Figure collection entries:
* START *
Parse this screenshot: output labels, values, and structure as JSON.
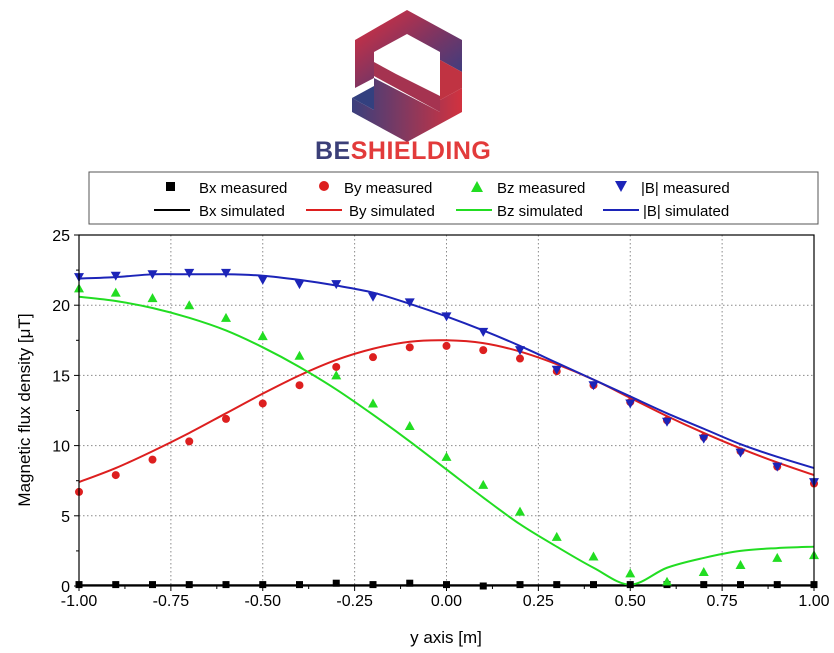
{
  "brand": {
    "name_part1": "BE",
    "name_part2": "SHIELDING",
    "color_part1": "#3b3f78",
    "color_part2": "#e23b3b"
  },
  "chart_data": {
    "type": "scatter",
    "xlabel": "y axis [m]",
    "ylabel_prefix": "Magnetic flux density [",
    "ylabel_unit": "μT",
    "ylabel_suffix": "]",
    "xlim": [
      -1.0,
      1.0
    ],
    "ylim": [
      0,
      25
    ],
    "xticks": [
      -1.0,
      -0.75,
      -0.5,
      -0.25,
      0.0,
      0.25,
      0.5,
      0.75,
      1.0
    ],
    "xtick_labels": [
      "-1.00",
      "-0.75",
      "-0.50",
      "-0.25",
      "0.00",
      "0.25",
      "0.50",
      "0.75",
      "1.00"
    ],
    "yticks": [
      0,
      5,
      10,
      15,
      20,
      25
    ],
    "ytick_labels": [
      "0",
      "5",
      "10",
      "15",
      "20",
      "25"
    ],
    "grid": true,
    "legend_position": "top",
    "legend": {
      "bx_measured": "Bx measured",
      "by_measured": "By measured",
      "bz_measured": "Bz measured",
      "b_measured": "|B| measured",
      "bx_simulated": "Bx simulated",
      "by_simulated": "By simulated",
      "bz_simulated": "Bz simulated",
      "b_simulated": "|B| simulated"
    },
    "colors": {
      "bx": "#000000",
      "by": "#dd1f1f",
      "bz": "#22dd22",
      "b": "#1c24b8"
    },
    "measured": {
      "x": [
        -1.0,
        -0.9,
        -0.8,
        -0.7,
        -0.6,
        -0.5,
        -0.4,
        -0.3,
        -0.2,
        -0.1,
        0.0,
        0.1,
        0.2,
        0.3,
        0.4,
        0.5,
        0.6,
        0.7,
        0.8,
        0.9,
        1.0
      ],
      "bx": [
        0.1,
        0.1,
        0.1,
        0.1,
        0.1,
        0.1,
        0.1,
        0.2,
        0.1,
        0.2,
        0.1,
        0.0,
        0.1,
        0.1,
        0.1,
        0.1,
        0.1,
        0.1,
        0.1,
        0.1,
        0.1
      ],
      "by": [
        6.7,
        7.9,
        9.0,
        10.3,
        11.9,
        13.0,
        14.3,
        15.6,
        16.3,
        17.0,
        17.1,
        16.8,
        16.2,
        15.3,
        14.3,
        13.1,
        11.8,
        10.6,
        9.6,
        8.5,
        7.3
      ],
      "bz": [
        21.2,
        20.9,
        20.5,
        20.0,
        19.1,
        17.8,
        16.4,
        15.0,
        13.0,
        11.4,
        9.2,
        7.2,
        5.3,
        3.5,
        2.1,
        0.9,
        0.3,
        1.0,
        1.5,
        2.0,
        2.2
      ],
      "b": [
        22.0,
        22.1,
        22.2,
        22.3,
        22.3,
        21.8,
        21.5,
        21.5,
        20.6,
        20.2,
        19.2,
        18.1,
        16.8,
        15.4,
        14.3,
        13.0,
        11.7,
        10.5,
        9.5,
        8.5,
        7.4
      ]
    },
    "simulated": {
      "x": [
        -1.0,
        -0.9,
        -0.8,
        -0.7,
        -0.6,
        -0.5,
        -0.4,
        -0.3,
        -0.2,
        -0.1,
        0.0,
        0.1,
        0.2,
        0.3,
        0.4,
        0.5,
        0.6,
        0.7,
        0.8,
        0.9,
        1.0
      ],
      "bx": [
        0.05,
        0.05,
        0.05,
        0.05,
        0.05,
        0.05,
        0.05,
        0.05,
        0.05,
        0.05,
        0.05,
        0.05,
        0.05,
        0.05,
        0.05,
        0.05,
        0.05,
        0.05,
        0.05,
        0.05,
        0.05
      ],
      "by": [
        7.4,
        8.4,
        9.6,
        10.9,
        12.3,
        13.7,
        15.0,
        16.1,
        16.9,
        17.4,
        17.5,
        17.3,
        16.7,
        15.8,
        14.7,
        13.4,
        12.1,
        10.9,
        9.8,
        8.8,
        7.9
      ],
      "bz": [
        20.6,
        20.3,
        19.8,
        19.1,
        18.2,
        17.0,
        15.6,
        14.0,
        12.2,
        10.3,
        8.3,
        6.3,
        4.4,
        2.8,
        1.3,
        0.1,
        1.3,
        2.0,
        2.5,
        2.7,
        2.8
      ],
      "b": [
        21.9,
        22.0,
        22.2,
        22.2,
        22.2,
        22.1,
        21.8,
        21.4,
        20.9,
        20.1,
        19.2,
        18.2,
        17.1,
        15.9,
        14.7,
        13.5,
        12.3,
        11.2,
        10.1,
        9.2,
        8.4
      ]
    }
  }
}
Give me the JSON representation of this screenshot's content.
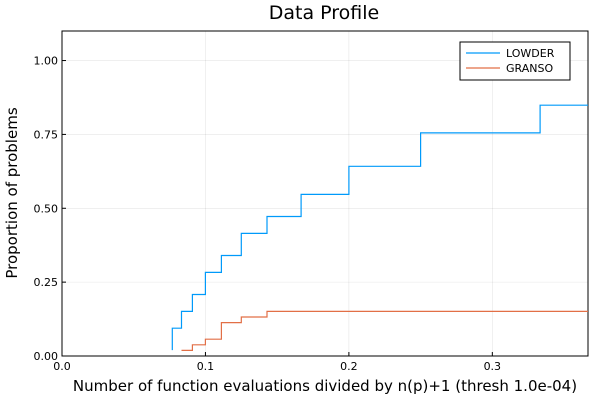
{
  "chart_data": {
    "type": "line",
    "step": true,
    "title": "Data Profile",
    "xlabel": "Number of function evaluations divided by n(p)+1 (thresh 1.0e-04)",
    "ylabel": "Proportion of problems",
    "xlim": [
      0,
      0.3667
    ],
    "ylim": [
      0,
      1.1
    ],
    "xticks": [
      0.0,
      0.1,
      0.2,
      0.3
    ],
    "xtick_labels": [
      "0.0",
      "0.1",
      "0.2",
      "0.3"
    ],
    "yticks": [
      0.0,
      0.25,
      0.5,
      0.75,
      1.0
    ],
    "ytick_labels": [
      "0.00",
      "0.25",
      "0.50",
      "0.75",
      "1.00"
    ],
    "grid": true,
    "legend_position": "top-right",
    "series": [
      {
        "name": "LOWDER",
        "color": "#009AFA",
        "x": [
          0.0769,
          0.0769,
          0.0833,
          0.0833,
          0.0909,
          0.0909,
          0.1,
          0.1,
          0.1111,
          0.1111,
          0.125,
          0.125,
          0.1429,
          0.1429,
          0.1667,
          0.1667,
          0.2,
          0.2,
          0.25,
          0.25,
          0.3333,
          0.3333,
          0.3667
        ],
        "y": [
          0.02,
          0.094,
          0.094,
          0.151,
          0.151,
          0.208,
          0.208,
          0.283,
          0.283,
          0.34,
          0.34,
          0.415,
          0.415,
          0.472,
          0.472,
          0.547,
          0.547,
          0.642,
          0.642,
          0.755,
          0.755,
          0.849,
          0.849
        ]
      },
      {
        "name": "GRANSO",
        "color": "#E26F46",
        "x": [
          0.0833,
          0.0909,
          0.0909,
          0.1,
          0.1,
          0.1111,
          0.1111,
          0.125,
          0.125,
          0.1429,
          0.1429,
          0.3667
        ],
        "y": [
          0.019,
          0.019,
          0.038,
          0.038,
          0.057,
          0.057,
          0.113,
          0.113,
          0.132,
          0.132,
          0.151,
          0.151
        ]
      }
    ]
  }
}
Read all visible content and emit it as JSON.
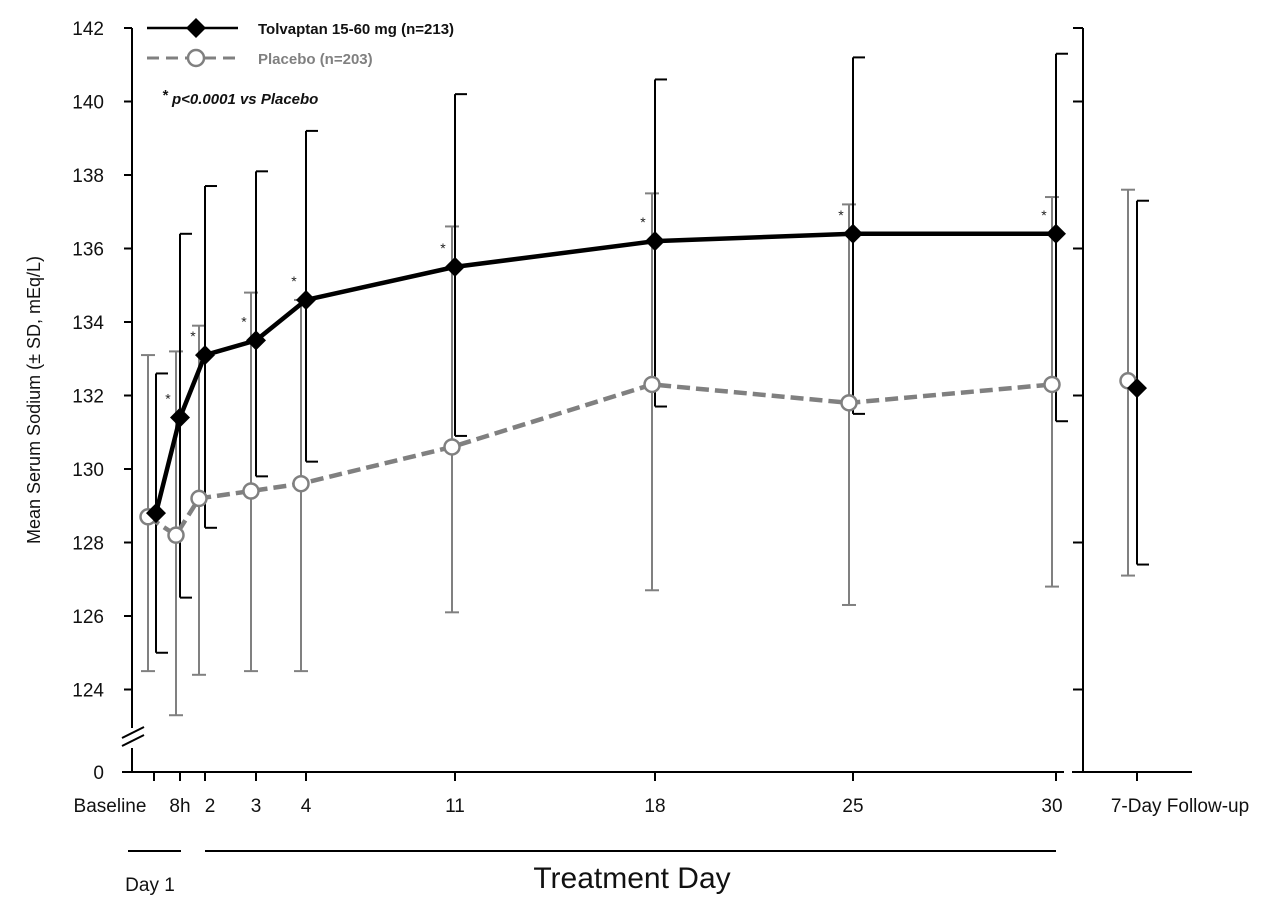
{
  "chart_data": {
    "type": "line",
    "title": "",
    "ylabel": "Mean Serum Sodium (± SD, mEq/L)",
    "xlabel": "Treatment Day",
    "day1_label": "Day 1",
    "ylim": [
      124,
      142
    ],
    "y_ticks": [
      142,
      140,
      138,
      136,
      134,
      132,
      130,
      128,
      126,
      124
    ],
    "y_zero_label": "0",
    "y_axis_break": true,
    "grid": false,
    "legend_position": "top-left",
    "significance_note": "p<0.0001 vs Placebo",
    "significance_marker": "*",
    "categories": [
      "Baseline",
      "8h",
      "2",
      "3",
      "4",
      "11",
      "18",
      "25",
      "30",
      "7-Day Follow-up"
    ],
    "series": [
      {
        "name": "Tolvaptan 15-60 mg (n=213)",
        "color": "#000000",
        "marker": "filled-diamond",
        "line": "solid",
        "values": [
          128.8,
          131.4,
          133.1,
          133.5,
          134.6,
          135.5,
          136.2,
          136.4,
          136.4,
          132.2
        ],
        "sd_upper": [
          132.6,
          136.4,
          137.7,
          138.1,
          139.2,
          140.2,
          140.6,
          141.2,
          141.3,
          137.3
        ],
        "sd_lower": [
          125.0,
          126.5,
          128.4,
          129.8,
          130.2,
          130.9,
          131.7,
          131.5,
          131.3,
          127.4
        ],
        "significant": [
          false,
          true,
          true,
          true,
          true,
          true,
          true,
          true,
          true,
          false
        ]
      },
      {
        "name": "Placebo (n=203)",
        "color": "#808080",
        "marker": "open-circle",
        "line": "dashed",
        "values": [
          128.7,
          128.2,
          129.2,
          129.4,
          129.6,
          130.6,
          132.3,
          131.8,
          132.3,
          132.4
        ],
        "sd_upper": [
          133.1,
          133.2,
          133.9,
          134.8,
          134.6,
          136.6,
          137.5,
          137.2,
          137.4,
          137.6
        ],
        "sd_lower": [
          124.5,
          123.3,
          124.4,
          124.5,
          124.5,
          126.1,
          126.7,
          126.3,
          126.8,
          127.1
        ]
      }
    ]
  }
}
* END *
• _EXERCISE INSTRUCTIONS_:
Check each line of the data above for the word "xlabel" and say how many lines contain it, giving nothing besides the number.

• _COMPLETED TASK_:
3